_Problem to work on_
Read through the entries below and return each line with the word "изложить".

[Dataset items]
####
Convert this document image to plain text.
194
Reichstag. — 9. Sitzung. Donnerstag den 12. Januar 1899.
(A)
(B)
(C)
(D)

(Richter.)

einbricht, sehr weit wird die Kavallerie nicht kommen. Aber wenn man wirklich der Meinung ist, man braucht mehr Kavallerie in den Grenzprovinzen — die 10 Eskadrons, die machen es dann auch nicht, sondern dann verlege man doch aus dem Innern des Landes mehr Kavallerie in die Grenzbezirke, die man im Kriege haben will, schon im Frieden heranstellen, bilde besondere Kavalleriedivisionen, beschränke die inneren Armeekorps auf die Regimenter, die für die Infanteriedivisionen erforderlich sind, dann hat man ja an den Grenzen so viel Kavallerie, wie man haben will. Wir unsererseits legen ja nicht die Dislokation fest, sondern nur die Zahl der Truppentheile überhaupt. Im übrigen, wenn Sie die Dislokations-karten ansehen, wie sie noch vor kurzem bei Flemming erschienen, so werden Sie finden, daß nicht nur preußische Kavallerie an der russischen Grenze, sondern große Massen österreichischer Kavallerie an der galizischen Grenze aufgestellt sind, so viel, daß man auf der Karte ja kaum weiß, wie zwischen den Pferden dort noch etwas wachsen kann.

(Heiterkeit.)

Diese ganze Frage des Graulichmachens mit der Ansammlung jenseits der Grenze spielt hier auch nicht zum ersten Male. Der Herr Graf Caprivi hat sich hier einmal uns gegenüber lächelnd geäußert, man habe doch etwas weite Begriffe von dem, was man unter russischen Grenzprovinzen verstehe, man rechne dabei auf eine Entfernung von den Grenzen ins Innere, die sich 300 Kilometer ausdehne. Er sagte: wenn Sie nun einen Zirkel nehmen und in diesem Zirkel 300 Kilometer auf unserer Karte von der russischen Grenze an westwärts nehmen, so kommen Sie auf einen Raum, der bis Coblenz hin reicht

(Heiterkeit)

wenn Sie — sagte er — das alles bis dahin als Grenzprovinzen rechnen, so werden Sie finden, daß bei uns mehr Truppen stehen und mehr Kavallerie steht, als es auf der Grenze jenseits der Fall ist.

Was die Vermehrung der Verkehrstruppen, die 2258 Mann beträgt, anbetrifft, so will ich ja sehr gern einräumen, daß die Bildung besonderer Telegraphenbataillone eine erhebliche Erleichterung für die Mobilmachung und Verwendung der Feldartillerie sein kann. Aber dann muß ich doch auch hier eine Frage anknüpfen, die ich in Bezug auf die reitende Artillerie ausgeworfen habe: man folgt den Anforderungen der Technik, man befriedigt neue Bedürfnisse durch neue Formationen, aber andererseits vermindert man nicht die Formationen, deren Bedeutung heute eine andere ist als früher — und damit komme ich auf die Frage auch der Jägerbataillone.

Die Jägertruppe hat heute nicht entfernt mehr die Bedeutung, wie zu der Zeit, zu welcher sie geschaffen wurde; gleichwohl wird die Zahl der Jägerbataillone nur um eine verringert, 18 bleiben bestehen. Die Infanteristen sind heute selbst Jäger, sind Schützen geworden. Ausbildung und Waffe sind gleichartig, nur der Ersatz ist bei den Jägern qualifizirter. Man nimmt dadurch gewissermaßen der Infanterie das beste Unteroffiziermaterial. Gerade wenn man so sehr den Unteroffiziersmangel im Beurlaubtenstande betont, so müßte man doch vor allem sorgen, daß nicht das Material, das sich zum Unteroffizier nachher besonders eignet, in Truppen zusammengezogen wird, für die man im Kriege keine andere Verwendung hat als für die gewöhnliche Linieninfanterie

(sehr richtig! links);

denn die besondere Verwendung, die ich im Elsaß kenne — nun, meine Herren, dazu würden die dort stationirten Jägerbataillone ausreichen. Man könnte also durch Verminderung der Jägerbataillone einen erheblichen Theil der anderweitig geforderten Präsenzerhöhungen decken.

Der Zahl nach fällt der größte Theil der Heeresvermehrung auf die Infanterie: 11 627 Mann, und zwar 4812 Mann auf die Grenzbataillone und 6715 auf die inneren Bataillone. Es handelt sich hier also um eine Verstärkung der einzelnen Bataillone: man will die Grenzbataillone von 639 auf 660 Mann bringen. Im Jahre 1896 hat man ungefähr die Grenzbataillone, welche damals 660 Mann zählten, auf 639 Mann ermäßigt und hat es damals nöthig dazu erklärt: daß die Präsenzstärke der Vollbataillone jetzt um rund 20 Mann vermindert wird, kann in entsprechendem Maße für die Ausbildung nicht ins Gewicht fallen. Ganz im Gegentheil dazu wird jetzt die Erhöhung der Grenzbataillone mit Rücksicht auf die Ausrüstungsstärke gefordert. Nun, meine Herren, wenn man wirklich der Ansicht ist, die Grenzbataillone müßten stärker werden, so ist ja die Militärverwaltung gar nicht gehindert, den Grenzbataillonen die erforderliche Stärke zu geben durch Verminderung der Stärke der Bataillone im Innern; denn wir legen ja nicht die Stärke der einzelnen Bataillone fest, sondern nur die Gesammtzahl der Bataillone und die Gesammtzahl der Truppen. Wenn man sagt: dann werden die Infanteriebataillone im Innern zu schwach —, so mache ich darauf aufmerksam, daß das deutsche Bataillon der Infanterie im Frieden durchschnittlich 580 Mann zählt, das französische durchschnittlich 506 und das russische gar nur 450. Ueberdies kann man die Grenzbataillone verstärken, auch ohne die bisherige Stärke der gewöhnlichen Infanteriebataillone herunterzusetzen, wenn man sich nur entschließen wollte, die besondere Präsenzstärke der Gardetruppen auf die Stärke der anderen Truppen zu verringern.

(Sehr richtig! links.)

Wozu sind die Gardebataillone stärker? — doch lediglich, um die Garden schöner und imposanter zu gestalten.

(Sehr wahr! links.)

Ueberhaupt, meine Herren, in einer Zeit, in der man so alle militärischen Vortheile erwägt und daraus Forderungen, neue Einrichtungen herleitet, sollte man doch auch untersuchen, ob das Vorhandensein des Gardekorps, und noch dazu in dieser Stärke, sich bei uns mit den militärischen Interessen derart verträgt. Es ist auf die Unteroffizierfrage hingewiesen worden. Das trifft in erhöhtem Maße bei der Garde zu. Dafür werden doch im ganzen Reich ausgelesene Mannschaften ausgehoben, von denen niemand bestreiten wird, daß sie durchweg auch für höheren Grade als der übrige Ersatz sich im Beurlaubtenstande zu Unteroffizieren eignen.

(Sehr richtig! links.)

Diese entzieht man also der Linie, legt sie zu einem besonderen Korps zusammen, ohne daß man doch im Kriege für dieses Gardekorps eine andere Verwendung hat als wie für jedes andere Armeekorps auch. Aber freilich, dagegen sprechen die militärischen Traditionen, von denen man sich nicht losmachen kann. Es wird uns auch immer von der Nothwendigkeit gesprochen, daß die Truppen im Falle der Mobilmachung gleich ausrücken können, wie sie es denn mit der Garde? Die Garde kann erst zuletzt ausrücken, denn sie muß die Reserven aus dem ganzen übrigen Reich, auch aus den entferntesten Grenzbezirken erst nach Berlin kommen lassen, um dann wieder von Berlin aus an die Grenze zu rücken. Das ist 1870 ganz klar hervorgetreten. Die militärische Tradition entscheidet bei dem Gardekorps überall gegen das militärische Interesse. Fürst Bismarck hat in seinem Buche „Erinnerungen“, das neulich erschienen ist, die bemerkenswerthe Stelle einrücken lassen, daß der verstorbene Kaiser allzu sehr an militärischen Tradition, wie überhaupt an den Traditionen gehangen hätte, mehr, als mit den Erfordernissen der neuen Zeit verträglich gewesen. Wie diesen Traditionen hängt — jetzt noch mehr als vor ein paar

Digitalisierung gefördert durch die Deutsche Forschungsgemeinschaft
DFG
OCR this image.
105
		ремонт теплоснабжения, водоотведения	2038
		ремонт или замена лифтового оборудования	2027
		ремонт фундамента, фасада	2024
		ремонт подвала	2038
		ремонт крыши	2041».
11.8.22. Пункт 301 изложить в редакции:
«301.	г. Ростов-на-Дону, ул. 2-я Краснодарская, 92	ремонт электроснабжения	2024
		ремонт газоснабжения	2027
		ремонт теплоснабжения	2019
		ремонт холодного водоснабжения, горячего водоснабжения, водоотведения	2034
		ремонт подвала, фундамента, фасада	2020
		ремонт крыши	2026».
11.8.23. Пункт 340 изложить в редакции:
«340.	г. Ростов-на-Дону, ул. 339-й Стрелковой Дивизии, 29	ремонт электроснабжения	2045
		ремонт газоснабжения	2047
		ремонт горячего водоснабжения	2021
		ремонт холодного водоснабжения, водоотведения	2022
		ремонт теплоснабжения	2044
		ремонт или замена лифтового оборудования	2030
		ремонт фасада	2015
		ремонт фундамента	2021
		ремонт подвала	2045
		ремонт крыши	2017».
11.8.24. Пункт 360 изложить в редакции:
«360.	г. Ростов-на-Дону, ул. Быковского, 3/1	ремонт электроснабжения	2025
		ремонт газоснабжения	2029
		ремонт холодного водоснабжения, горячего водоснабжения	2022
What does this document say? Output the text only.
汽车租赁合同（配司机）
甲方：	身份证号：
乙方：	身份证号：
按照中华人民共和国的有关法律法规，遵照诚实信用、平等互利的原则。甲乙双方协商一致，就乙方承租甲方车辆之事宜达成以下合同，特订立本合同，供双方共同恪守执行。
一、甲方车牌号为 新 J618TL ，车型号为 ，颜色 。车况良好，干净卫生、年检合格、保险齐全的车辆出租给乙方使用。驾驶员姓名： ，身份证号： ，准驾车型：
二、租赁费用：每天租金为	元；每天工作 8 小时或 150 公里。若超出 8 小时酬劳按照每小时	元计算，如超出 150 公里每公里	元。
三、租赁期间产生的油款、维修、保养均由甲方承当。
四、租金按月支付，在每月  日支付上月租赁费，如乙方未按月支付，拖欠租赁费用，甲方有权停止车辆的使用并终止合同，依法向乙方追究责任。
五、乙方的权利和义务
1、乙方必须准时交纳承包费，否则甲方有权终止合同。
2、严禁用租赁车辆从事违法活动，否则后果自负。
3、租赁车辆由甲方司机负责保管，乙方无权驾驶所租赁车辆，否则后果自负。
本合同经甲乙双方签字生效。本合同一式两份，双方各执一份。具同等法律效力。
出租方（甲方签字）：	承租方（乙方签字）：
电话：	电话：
####
_Finished exercise_
11.8.22. Пункт 301 изложить в редакции:
11.8.23. Пункт 340 изложить в редакции:
11.8.24. Пункт 360 изложить в редакции:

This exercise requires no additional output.